▶ WORK TO COMPLETE: Return unchanged the lines of the records from the one containing "List each element" through the one containing "document-icon [243,260,252,271]", including both of those lines. Leave the pictures out of your answer.

▶ AVAILABLE DATA:

☆ ☆ ☆

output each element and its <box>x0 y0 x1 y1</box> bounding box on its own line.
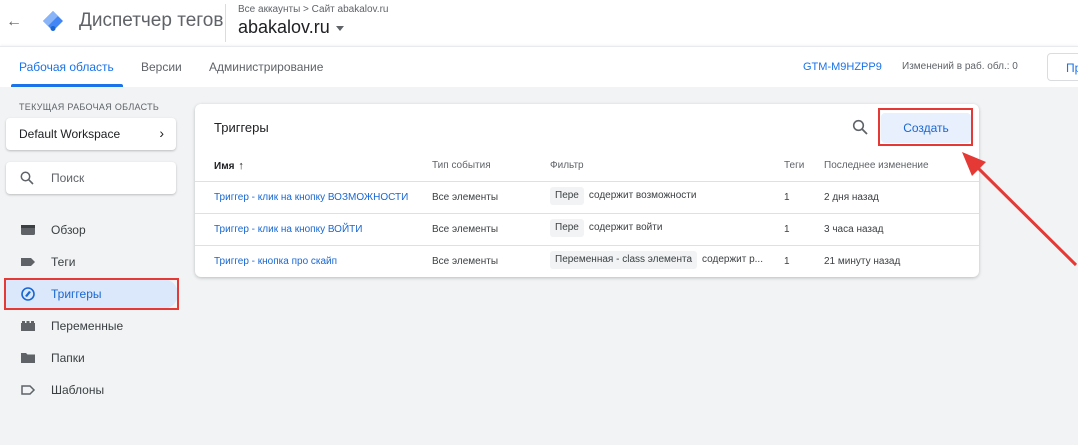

☆ ☆ ☆

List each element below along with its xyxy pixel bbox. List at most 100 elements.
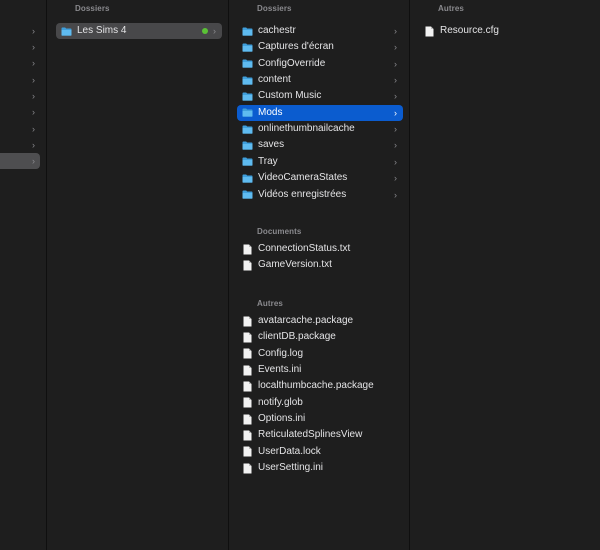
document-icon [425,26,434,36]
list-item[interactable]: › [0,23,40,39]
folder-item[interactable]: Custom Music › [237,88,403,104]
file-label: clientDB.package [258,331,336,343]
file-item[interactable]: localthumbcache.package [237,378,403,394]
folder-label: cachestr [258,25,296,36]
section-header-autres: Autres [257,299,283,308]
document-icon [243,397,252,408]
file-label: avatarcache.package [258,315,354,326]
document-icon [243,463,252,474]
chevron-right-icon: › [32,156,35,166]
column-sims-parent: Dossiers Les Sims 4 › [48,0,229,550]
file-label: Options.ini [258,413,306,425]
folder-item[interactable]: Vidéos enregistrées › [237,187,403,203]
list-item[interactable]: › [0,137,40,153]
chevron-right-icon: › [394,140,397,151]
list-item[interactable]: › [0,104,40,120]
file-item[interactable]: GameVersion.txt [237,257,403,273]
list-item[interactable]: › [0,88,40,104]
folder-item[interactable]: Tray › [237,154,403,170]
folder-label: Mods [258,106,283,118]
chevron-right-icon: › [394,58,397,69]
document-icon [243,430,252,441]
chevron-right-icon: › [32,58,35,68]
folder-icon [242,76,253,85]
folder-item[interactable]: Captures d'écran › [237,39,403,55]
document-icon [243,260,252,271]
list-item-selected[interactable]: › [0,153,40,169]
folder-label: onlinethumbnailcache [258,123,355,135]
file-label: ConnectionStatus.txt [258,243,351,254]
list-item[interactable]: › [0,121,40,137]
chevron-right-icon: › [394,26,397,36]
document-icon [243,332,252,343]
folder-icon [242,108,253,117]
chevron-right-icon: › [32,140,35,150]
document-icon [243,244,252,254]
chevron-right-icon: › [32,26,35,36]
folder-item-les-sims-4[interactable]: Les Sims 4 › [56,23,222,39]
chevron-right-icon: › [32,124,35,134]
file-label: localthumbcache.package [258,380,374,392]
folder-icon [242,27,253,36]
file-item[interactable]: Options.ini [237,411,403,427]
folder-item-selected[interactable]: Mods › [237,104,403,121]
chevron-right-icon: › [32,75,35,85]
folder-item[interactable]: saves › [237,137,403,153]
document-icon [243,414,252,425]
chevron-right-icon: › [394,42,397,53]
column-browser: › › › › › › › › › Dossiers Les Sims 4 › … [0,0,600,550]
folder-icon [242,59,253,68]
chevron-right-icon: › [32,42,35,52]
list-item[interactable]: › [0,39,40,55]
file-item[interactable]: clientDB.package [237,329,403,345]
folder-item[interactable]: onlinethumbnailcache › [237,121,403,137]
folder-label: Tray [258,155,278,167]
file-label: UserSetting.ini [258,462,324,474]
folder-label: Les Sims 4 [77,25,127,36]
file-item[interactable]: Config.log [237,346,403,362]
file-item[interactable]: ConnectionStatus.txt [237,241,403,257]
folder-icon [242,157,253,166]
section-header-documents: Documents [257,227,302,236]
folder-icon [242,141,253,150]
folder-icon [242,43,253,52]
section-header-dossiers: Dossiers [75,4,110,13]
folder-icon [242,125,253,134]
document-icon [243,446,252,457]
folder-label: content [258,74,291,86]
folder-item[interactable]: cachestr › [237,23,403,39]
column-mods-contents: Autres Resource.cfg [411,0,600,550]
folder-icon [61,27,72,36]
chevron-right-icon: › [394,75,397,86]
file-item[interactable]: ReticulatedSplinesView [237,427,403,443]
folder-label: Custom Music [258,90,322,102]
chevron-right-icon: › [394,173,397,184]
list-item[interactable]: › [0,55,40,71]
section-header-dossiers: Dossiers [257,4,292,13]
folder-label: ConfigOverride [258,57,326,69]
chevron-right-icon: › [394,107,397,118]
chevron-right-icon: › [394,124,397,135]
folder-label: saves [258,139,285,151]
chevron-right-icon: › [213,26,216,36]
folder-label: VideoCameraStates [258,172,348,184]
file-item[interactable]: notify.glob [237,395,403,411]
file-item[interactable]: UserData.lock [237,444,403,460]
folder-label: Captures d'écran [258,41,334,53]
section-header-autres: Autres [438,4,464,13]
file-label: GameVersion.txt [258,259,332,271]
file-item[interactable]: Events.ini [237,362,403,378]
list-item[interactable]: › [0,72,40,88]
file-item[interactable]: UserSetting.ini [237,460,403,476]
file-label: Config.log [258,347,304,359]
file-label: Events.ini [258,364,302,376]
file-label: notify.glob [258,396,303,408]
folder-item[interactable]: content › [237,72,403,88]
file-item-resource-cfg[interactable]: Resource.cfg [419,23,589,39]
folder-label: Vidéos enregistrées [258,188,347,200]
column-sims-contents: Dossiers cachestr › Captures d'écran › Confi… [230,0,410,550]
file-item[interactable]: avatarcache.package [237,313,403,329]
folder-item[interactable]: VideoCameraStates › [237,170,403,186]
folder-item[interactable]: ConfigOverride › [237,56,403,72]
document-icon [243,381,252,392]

☆ ☆ ☆

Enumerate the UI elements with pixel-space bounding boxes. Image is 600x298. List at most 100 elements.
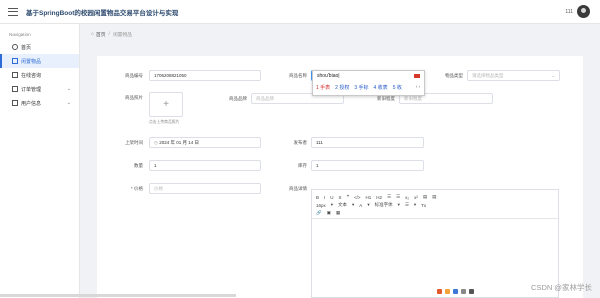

☆ ☆ ☆

▶ THE RESULT:
List each element below along with its xyxy pixel bbox. List at most 100 elements.
document-icon [425,26,434,36]
list-item[interactable]: › [0,23,40,39]
folder-item[interactable]: Custom Music › [237,88,403,104]
file-label: clientDB.package [258,331,336,343]
file-item[interactable]: localthumbcache.package [237,378,403,394]
folder-label: cachestr [258,25,296,36]
section-header-autres: Autres [257,299,283,308]
document-icon [243,397,252,408]
file-label: avatarcache.package [258,315,354,326]
document-icon [243,463,252,474]
chevron-right-icon: › [32,156,35,166]
column-sims-parent: Dossiers Les Sims 4 › [48,0,229,550]
file-label: Options.ini [258,413,306,425]
folder-item[interactable]: Vidéos enregistrées › [237,187,403,203]
list-item[interactable]: › [0,137,40,153]
chevron-right-icon: › [394,140,397,151]
list-item[interactable]: › [0,104,40,120]
file-item[interactable]: GameVersion.txt [237,257,403,273]
list-item[interactable]: › [0,88,40,104]
folder-item[interactable]: Tray › [237,154,403,170]
folder-label: Mods [258,106,283,118]
chevron-right-icon: › [394,58,397,69]
document-icon [243,430,252,441]
chevron-right-icon: › [32,58,35,68]
folder-icon [242,76,253,85]
folder-item[interactable]: Captures d'écran › [237,39,403,55]
document-icon [243,260,252,271]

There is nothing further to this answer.